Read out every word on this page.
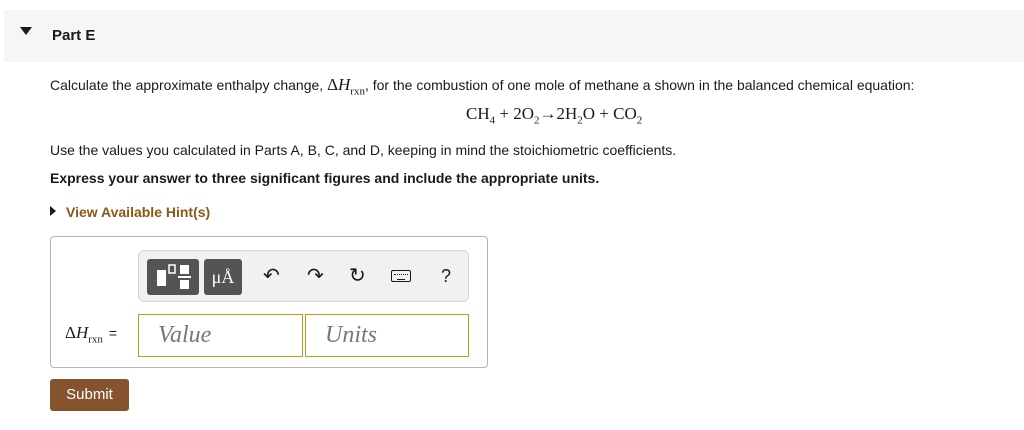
Part E
Calculate the approximate enthalpy change, $\Delta H_{rxn}$, for the combustion of one mole of methane a shown in the balanced chemical equation:
$CH_4 + 2O_2\to 2H_2O + CO_2$
Use the values you calculated in Parts A, B, C, and D, keeping in mind the stoichiometric coefficients.
Express your answer to three significant figures and include the appropriate units.
View Available Hint(s)
μÅ	↶ ↷ ↻	?
$\Delta H_{rxn}$ = Value	Units
Submit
________________________________________
Exercise brief → Please set down each line of the data above exactly as written, without the pictures.

Exercise response →
Read out every word on this page.
Part E
Calculate the approximate enthalpy change, $\Delta H_{rxn}$, for the combustion of one mole of methane a shown in the balanced chemical equation:
$CH_4 + 2O_2\to 2H_2O + CO_2$
Use the values you calculated in Parts A, B, C, and D, keeping in mind the stoichiometric coefficients.
Express your answer to three significant figures and include the appropriate units.
View Available Hint(s)
μÅ	↶ ↷ ↻	?
$\Delta H_{rxn}$ = Value	Units
Submit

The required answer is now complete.